#### [Exercise objective]
Skip the pictures. Transcribe the rest of the data below without changing a word.

::: Provided information :::

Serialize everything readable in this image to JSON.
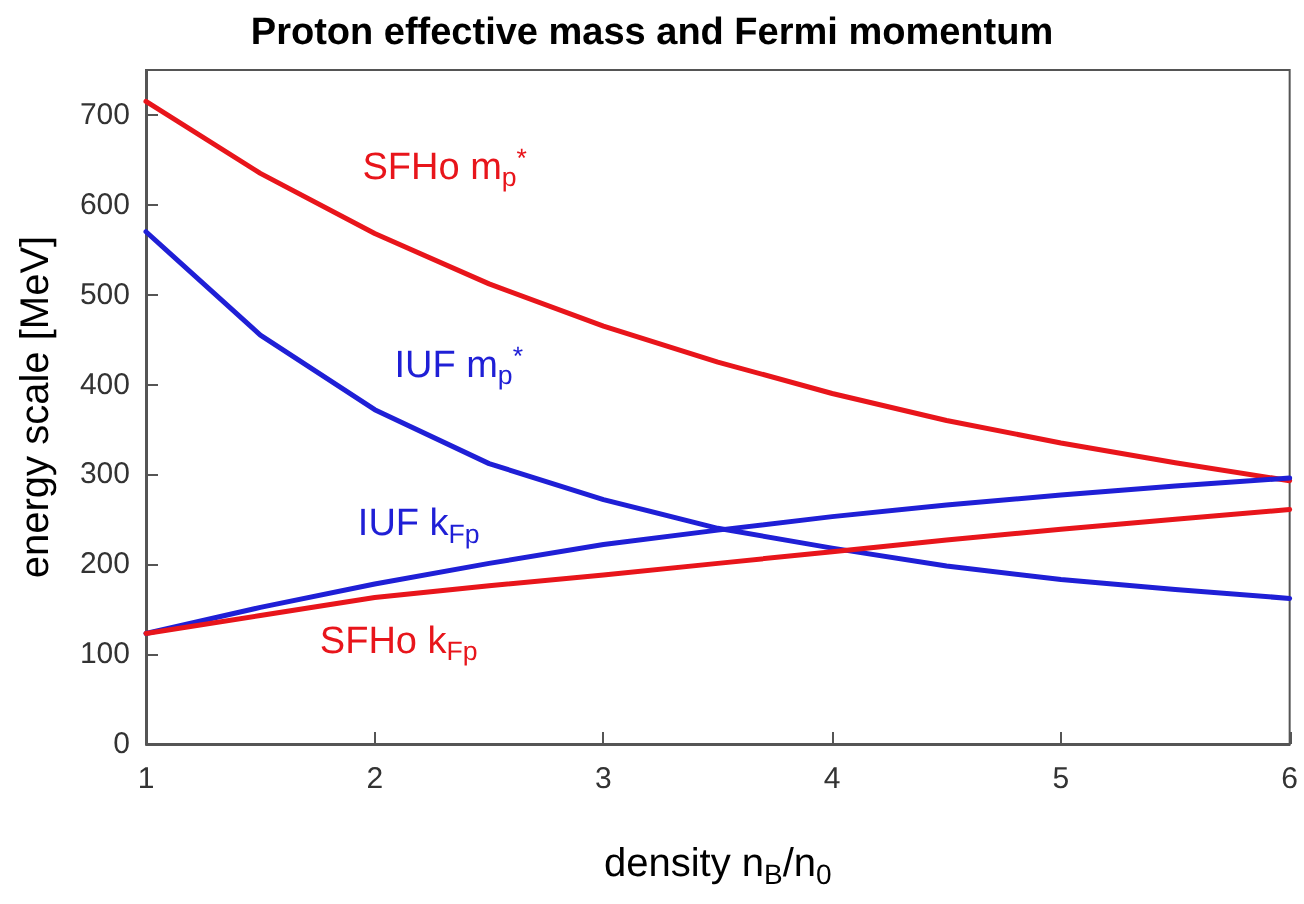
{
  "chart_data": {
    "type": "line",
    "title": "Proton effective mass and Fermi momentum",
    "xlabel": "density n$_{B}$/n$_{0}$",
    "ylabel": "energy scale [MeV]",
    "x": [
      1,
      1.5,
      2,
      2.5,
      3,
      3.5,
      4,
      4.5,
      5,
      5.5,
      6
    ],
    "series": [
      {
        "name": "SFHo m$_{p}$$^{*}$",
        "color": "#e8151b",
        "values": [
          715,
          635,
          568,
          512,
          465,
          425,
          390,
          360,
          335,
          313,
          293
        ]
      },
      {
        "name": "IUF m$_{p}$$^{*}$",
        "color": "#1f1fd6",
        "values": [
          570,
          455,
          372,
          312,
          272,
          240,
          218,
          198,
          183,
          172,
          162
        ]
      },
      {
        "name": "IUF k$_{Fp}$",
        "color": "#1f1fd6",
        "values": [
          123,
          152,
          178,
          201,
          222,
          238,
          253,
          266,
          277,
          287,
          296
        ]
      },
      {
        "name": "SFHo k$_{Fp}$",
        "color": "#e8151b",
        "values": [
          123,
          143,
          163,
          176,
          188,
          201,
          214,
          227,
          239,
          250,
          261
        ]
      }
    ],
    "xlim": [
      1,
      6
    ],
    "xticks": [
      1,
      2,
      3,
      4,
      5,
      6
    ],
    "ylim": [
      0,
      750
    ],
    "yticks": [
      0,
      100,
      200,
      300,
      400,
      500,
      600,
      700
    ],
    "grid": false,
    "legend": false,
    "marker": "none",
    "line_style": "solid"
  }
}
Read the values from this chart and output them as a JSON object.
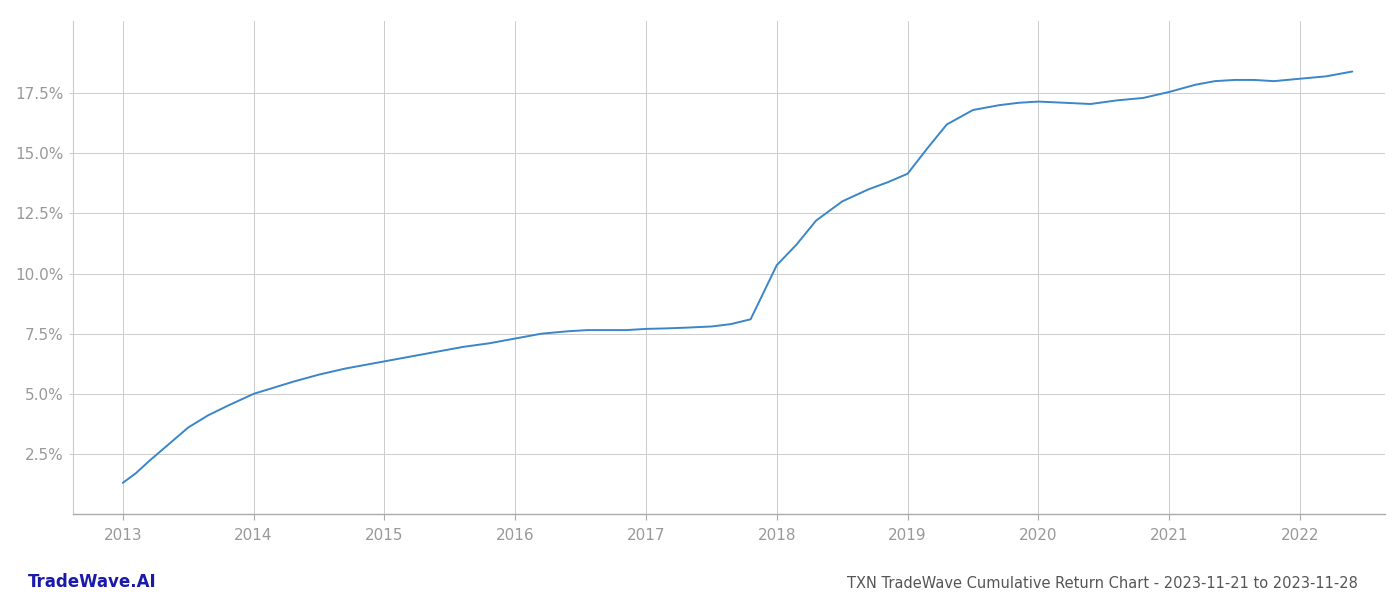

:::

#### [Response for this exercise]
Serialize everything readable in this image to JSON.
{
  "chart_data": {
    "type": "line",
    "title": "Proton effective mass and Fermi momentum",
    "xlabel": "density n$_{B}$/n$_{0}$",
    "ylabel": "energy scale [MeV]",
    "x": [
      1,
      1.5,
      2,
      2.5,
      3,
      3.5,
      4,
      4.5,
      5,
      5.5,
      6
    ],
    "series": [
      {
        "name": "SFHo m$_{p}$$^{*}$",
        "color": "#e8151b",
        "values": [
          715,
          635,
          568,
          512,
          465,
          425,
          390,
          360,
          335,
          313,
          293
        ]
      },
      {
        "name": "IUF m$_{p}$$^{*}$",
        "color": "#1f1fd6",
        "values": [
          570,
          455,
          372,
          312,
          272,
          240,
          218,
          198,
          183,
          172,
          162
        ]
      },
      {
        "name": "IUF k$_{Fp}$",
        "color": "#1f1fd6",
        "values": [
          123,
          152,
          178,
          201,
          222,
          238,
          253,
          266,
          277,
          287,
          296
        ]
      },
      {
        "name": "SFHo k$_{Fp}$",
        "color": "#e8151b",
        "values": [
          123,
          143,
          163,
          176,
          188,
          201,
          214,
          227,
          239,
          250,
          261
        ]
      }
    ],
    "xlim": [
      1,
      6
    ],
    "xticks": [
      1,
      2,
      3,
      4,
      5,
      6
    ],
    "ylim": [
      0,
      750
    ],
    "yticks": [
      0,
      100,
      200,
      300,
      400,
      500,
      600,
      700
    ],
    "grid": false,
    "legend": false,
    "marker": "none",
    "line_style": "solid"
  }
}
Read the values from this chart and output them as a JSON object.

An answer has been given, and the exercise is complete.